• DESCRIPTION OF THE TASK
In the material below, present everything from the line containing "Give me the" down to the line containing "chart-title: Buiengrafiek voor", both included, as a numbered list with blank lines omitted. Leave the pictures out.

• DATA LISTING
==============================

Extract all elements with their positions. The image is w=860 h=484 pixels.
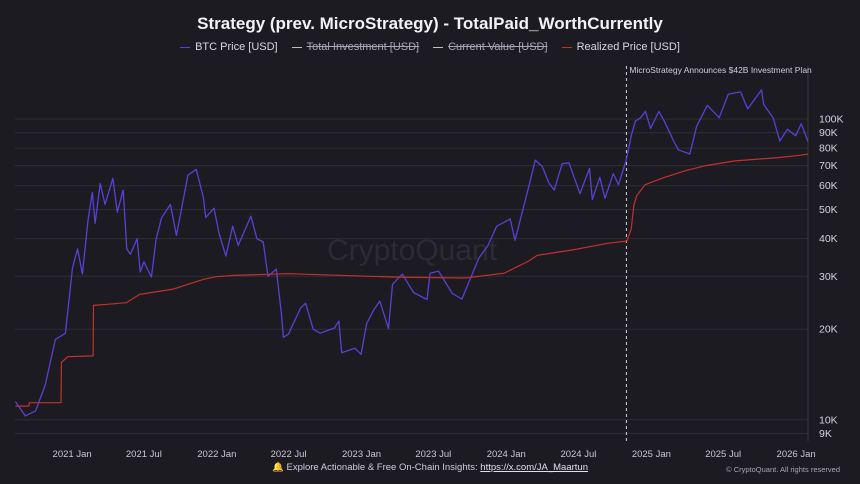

==============================

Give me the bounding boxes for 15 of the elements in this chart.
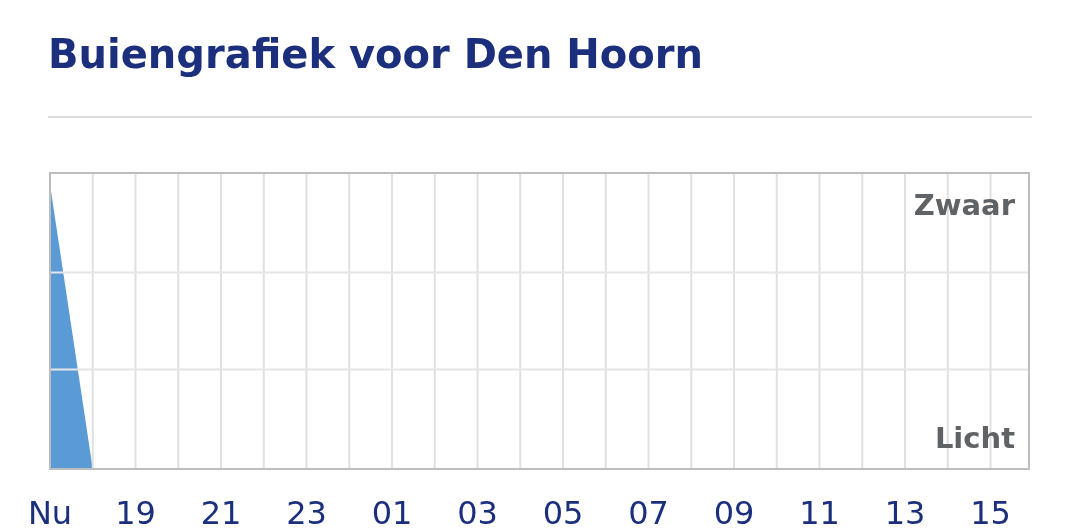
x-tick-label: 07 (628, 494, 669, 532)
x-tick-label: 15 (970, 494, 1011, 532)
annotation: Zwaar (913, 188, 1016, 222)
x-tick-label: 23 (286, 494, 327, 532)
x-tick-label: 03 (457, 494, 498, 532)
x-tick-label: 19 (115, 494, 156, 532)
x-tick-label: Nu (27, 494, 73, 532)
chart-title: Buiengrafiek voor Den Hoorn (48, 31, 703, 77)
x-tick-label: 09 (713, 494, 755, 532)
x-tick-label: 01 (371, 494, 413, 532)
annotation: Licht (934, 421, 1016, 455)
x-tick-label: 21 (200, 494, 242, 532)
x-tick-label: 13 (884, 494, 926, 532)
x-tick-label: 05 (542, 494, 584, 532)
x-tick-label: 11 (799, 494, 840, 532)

==============================

• SOLUTION FOR THIS PROBLEM
1. Give me the bounding boxes for 15 of the elements in this chart.
2. x-tick-label: 07 (628, 494, 669, 532)
3. x-tick-label: 15 (970, 494, 1011, 532)
4. annotation: Zwaar (913, 188, 1016, 222)
5. x-tick-label: 23 (286, 494, 327, 532)
6. x-tick-label: 03 (457, 494, 498, 532)
7. x-tick-label: 19 (115, 494, 156, 532)
8. x-tick-label: Nu (27, 494, 73, 532)
9. chart-title: Buiengrafiek voor Den Hoorn (48, 31, 703, 77)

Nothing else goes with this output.